Only a number is expected: how many lines in the data below contain the word "this".

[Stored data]
┄┄┄┄┄┄┄┄┄┄
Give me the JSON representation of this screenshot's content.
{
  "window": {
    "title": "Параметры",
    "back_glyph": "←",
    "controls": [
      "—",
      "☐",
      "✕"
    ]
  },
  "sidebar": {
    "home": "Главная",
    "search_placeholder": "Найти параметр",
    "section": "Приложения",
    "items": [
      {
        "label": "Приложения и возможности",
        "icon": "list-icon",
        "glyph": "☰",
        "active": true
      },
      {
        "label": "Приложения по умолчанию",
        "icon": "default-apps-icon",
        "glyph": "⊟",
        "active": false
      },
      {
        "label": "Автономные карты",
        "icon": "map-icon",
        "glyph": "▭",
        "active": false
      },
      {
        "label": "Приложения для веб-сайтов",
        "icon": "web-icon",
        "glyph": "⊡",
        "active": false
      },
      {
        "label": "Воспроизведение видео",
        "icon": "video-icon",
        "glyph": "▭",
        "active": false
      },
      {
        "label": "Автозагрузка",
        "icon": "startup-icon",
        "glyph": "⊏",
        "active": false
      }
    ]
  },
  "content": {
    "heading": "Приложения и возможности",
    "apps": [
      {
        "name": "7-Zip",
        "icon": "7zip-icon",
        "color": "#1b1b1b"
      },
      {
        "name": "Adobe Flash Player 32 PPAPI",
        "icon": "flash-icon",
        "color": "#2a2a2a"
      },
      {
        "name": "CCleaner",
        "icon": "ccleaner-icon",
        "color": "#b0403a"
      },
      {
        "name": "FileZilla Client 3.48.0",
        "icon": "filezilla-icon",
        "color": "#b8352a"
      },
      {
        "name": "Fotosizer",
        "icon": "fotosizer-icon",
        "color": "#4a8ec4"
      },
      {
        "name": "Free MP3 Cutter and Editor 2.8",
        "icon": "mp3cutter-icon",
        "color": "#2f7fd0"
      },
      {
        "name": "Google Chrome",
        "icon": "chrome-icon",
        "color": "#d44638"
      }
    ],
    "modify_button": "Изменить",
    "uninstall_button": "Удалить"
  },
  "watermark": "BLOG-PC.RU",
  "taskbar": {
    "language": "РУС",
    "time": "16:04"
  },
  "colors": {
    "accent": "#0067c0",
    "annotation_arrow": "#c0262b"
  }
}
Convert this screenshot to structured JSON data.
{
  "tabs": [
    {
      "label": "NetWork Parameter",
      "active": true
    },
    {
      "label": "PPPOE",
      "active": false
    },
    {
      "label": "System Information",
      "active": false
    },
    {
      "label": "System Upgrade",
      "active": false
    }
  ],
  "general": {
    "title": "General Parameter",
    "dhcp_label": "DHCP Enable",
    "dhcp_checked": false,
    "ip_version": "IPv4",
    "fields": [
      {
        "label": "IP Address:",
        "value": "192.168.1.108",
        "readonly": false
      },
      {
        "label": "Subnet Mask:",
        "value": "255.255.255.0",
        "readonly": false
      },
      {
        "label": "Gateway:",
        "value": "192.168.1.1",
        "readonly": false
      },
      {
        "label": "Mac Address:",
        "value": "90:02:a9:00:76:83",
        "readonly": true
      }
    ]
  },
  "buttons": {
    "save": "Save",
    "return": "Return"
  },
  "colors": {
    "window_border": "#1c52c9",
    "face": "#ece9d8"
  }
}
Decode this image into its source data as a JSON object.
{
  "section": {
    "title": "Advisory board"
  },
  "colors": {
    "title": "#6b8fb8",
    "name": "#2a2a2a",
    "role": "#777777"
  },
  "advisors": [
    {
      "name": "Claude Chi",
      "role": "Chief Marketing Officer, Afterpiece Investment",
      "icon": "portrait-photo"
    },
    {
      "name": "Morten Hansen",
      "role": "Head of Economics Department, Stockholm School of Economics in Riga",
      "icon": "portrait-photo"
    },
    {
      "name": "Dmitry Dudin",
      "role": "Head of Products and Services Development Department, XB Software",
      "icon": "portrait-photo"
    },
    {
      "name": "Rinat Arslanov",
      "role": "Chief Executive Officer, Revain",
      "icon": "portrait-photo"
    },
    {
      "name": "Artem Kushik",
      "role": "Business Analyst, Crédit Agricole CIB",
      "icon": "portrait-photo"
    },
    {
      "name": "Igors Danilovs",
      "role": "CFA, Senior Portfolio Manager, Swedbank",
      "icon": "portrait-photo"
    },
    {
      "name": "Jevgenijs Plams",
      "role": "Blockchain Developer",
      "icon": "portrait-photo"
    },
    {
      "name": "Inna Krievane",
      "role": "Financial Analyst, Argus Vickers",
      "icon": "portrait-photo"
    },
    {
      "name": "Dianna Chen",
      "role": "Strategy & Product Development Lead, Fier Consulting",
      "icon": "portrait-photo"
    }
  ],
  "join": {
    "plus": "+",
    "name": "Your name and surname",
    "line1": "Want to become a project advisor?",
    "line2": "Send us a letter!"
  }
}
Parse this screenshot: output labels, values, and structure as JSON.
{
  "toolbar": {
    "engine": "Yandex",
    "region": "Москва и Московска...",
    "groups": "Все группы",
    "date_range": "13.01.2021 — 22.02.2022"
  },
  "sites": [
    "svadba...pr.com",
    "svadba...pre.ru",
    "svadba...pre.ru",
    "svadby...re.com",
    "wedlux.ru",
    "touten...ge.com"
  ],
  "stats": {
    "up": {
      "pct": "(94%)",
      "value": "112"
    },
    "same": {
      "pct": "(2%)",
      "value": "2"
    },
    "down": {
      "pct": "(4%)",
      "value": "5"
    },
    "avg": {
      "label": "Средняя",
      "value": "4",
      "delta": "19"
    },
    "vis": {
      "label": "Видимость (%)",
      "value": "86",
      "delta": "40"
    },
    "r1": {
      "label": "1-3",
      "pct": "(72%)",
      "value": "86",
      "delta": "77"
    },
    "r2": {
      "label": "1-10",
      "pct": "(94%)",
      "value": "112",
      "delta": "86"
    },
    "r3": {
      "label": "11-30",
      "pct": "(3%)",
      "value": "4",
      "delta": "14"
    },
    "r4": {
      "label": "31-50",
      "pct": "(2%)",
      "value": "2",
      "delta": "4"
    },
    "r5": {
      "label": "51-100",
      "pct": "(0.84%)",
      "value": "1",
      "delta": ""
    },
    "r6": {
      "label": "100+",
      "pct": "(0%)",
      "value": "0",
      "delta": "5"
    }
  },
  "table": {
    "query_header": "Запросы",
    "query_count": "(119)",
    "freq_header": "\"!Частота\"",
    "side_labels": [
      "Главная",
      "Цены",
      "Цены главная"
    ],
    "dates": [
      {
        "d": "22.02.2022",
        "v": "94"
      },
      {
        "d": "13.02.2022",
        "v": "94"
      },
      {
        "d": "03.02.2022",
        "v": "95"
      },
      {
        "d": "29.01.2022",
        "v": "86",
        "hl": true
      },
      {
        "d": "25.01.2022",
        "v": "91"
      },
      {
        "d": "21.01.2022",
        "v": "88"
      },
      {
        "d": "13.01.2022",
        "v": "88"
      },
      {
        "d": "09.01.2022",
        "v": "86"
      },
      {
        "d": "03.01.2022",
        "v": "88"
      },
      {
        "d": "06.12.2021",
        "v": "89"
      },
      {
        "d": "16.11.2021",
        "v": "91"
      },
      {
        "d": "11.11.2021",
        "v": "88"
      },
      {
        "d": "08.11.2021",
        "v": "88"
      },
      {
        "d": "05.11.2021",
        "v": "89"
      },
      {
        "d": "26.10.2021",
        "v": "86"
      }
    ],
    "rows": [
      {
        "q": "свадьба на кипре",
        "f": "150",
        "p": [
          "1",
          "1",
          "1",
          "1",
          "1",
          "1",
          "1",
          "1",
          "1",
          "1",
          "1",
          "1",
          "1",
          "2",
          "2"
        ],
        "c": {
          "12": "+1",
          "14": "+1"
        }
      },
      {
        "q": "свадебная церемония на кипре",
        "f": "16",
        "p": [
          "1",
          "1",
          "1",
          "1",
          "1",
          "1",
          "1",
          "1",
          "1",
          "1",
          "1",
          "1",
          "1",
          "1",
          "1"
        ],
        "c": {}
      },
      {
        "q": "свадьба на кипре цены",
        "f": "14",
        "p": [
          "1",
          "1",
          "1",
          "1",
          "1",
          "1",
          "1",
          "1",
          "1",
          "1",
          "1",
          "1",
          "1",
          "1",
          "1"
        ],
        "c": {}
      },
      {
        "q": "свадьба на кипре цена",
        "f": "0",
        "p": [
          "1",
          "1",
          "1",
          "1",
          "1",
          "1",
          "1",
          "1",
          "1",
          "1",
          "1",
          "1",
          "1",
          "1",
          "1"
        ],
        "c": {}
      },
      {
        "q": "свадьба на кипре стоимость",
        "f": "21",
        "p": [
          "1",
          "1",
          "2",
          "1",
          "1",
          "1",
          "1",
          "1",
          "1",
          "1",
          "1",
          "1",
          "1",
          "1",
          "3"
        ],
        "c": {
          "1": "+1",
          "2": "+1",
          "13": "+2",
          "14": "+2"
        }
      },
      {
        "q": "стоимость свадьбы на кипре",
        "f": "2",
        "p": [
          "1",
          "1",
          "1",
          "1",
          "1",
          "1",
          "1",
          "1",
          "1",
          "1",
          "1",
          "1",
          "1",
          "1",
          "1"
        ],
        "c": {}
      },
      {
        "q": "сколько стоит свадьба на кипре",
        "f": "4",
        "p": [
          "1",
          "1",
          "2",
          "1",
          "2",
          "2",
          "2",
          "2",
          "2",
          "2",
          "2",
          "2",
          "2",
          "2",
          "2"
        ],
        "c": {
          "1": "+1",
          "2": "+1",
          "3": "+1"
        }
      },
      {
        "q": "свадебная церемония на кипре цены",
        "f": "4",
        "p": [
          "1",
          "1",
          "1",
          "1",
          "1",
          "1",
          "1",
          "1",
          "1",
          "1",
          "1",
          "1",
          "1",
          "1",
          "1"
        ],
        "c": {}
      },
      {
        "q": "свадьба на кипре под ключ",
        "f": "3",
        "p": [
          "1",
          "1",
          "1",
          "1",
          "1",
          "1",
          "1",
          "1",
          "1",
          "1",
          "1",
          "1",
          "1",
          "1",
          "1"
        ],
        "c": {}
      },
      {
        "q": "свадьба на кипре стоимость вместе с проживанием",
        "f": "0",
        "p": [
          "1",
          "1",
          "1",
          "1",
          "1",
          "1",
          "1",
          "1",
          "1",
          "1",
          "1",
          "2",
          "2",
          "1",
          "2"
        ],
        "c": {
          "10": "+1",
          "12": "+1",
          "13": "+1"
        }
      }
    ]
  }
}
┄┄┄┄┄┄┄┄┄┄
§ Response
4